**** TEXT PASSAGE

A generation ago the publication culture within mathematics was quite different from other STEM fields. Students leaving their PhDs were not expected to have any publications at all, and I believe the majority of them did not. This phenomenon was pretty extreme, to the extent that for many eminent mathematicians you can see that their first publication is work done at an REU when they were an undergraduate, often followed by a gap of about five years, then their "real" publications begin only after their thesis. A postdoctoral job was awarded mostly based on the relatively brief description of the thesis work provided by the student and (more importantly, I think) the student's thesis advisor.

[In my case, I graduated with a math PhD from Harvard in 2003 and my first paper wasn't until 2005. To make sure I wasn't overextrapolating from my own experience, I went back to look at my classmates at Harvard. I found a few cases in which a paper from their thesis appeared slightly before they graduated, but in most cases their first paper appears 1-2 years after graduation.]

Nowadays, a few graduating PhDs can still function on the above model, but only under really ideal conditions: top program, advisor with enormous pull who says great things about you in the letter. To get personal again:

1) I am about to graduate my fifth PhD student at UGA. All of these students had at least a submitted paper by the time they graduate; in most cases they had one or more accepted papers.

2) Part of the application for postdoc positions at UGA [of which there are several kinds, but this is a common feature] is a publication list. I have been responsible for making offers to postdocs for a while now, and I am struggling to remember making an offer to someone who didn't at least have a publicly available submitted preprint. Sometimes we have had candidates who were otherwise of interest but it's hard to pull the trigger based on seeing none of their work when there are so many other applicants who have multiple papers.

********

DIRECTION 1 =
Pick out every line of the entries that contains the string "axis" and copy those lines.
The passage on math publishing and the entries after it are separate, unrelated material.

**** GIVEN RECORDS

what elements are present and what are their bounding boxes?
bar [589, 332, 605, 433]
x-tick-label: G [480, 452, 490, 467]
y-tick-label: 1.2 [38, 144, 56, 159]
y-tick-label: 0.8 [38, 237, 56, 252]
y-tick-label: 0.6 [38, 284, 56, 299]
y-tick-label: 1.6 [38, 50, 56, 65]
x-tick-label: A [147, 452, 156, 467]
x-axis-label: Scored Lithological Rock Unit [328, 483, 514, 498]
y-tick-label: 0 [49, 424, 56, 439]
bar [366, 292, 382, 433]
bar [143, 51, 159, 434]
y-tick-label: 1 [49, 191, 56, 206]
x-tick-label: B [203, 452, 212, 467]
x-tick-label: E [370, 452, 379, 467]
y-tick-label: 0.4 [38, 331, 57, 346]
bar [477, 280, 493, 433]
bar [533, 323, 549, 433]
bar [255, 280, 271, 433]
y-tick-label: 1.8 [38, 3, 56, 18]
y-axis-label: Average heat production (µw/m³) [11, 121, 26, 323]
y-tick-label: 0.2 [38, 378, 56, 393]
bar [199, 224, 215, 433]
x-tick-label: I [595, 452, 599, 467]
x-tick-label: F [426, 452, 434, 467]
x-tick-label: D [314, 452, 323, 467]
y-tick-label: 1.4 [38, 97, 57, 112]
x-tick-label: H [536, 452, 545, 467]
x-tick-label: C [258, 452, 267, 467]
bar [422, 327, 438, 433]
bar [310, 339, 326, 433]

********

DIRECTION 2 =
Rewrite the passage on math publishing starting with "1) I am about" and going on through "have multiple papers.", putting "my university" in place of "UGA" each time it appears.

ANSWER 1 =
x-axis-label: Scored Lithological Rock Unit [328, 483, 514, 498]
y-axis-label: Average heat production (µw/m³) [11, 121, 26, 323]

ANSWER 2 =
1) I am about to graduate my fifth PhD student at my university. All of these students had at least a submitted paper by the time they graduate; in most cases they had one or more accepted papers.

2) Part of the application for postdoc positions at my university [of which there are several kinds, but this is a common feature] is a publication list. I have been responsible for making offers to postdocs for a while now, and I am struggling to remember making an offer to someone who didn't at least have a publicly available submitted preprint. Sometimes we have had candidates who were otherwise of interest but it's hard to pull the trigger based on seeing none of their work when there are so many other applicants who have multiple papers.